== TASK DETAILS ==
Your task is to locate every line holding the string "specjalna" and to copy each of them.

--- RECORDS PROVIDED ---

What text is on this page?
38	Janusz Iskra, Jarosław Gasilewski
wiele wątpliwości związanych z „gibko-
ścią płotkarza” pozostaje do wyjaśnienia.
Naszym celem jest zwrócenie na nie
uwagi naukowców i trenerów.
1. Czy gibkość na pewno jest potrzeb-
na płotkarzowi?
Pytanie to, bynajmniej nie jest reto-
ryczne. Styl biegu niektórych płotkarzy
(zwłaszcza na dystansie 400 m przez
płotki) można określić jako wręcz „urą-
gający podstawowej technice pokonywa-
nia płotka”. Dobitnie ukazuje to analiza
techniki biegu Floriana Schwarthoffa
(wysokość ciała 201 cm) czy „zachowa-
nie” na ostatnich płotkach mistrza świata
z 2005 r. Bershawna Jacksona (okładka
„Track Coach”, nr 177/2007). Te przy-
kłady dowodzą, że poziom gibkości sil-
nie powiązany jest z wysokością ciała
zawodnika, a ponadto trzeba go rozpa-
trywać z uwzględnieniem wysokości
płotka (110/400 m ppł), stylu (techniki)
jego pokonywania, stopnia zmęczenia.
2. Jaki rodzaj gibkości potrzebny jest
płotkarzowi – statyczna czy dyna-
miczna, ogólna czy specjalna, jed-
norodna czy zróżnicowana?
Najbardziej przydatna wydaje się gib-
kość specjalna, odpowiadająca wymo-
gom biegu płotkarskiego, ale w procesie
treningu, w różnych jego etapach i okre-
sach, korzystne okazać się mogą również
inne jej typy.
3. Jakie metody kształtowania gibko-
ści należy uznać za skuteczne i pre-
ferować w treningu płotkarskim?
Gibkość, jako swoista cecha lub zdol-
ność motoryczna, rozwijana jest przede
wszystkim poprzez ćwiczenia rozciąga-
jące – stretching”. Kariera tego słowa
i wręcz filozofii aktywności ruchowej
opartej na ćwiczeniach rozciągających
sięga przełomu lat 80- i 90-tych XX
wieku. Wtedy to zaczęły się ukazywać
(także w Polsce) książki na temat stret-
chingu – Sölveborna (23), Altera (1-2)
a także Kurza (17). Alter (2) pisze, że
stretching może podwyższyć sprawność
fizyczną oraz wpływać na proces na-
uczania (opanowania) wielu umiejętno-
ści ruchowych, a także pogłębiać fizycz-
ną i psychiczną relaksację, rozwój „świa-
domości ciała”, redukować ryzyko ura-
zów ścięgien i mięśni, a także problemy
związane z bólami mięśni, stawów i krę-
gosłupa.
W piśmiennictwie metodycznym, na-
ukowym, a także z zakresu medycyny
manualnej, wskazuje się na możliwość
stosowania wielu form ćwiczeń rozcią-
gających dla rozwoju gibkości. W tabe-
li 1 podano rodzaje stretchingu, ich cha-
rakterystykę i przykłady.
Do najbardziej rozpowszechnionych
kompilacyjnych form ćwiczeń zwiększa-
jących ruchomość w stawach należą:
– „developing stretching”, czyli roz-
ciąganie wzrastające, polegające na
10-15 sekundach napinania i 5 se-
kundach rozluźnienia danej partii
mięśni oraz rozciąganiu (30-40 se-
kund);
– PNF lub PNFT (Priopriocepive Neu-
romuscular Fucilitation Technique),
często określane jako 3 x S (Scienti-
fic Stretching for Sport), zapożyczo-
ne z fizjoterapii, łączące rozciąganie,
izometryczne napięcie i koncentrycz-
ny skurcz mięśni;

---

== FULL SOLUTION ==
miczna, ogólna czy specjalna, jed-
kość specjalna, odpowiadająca wymo-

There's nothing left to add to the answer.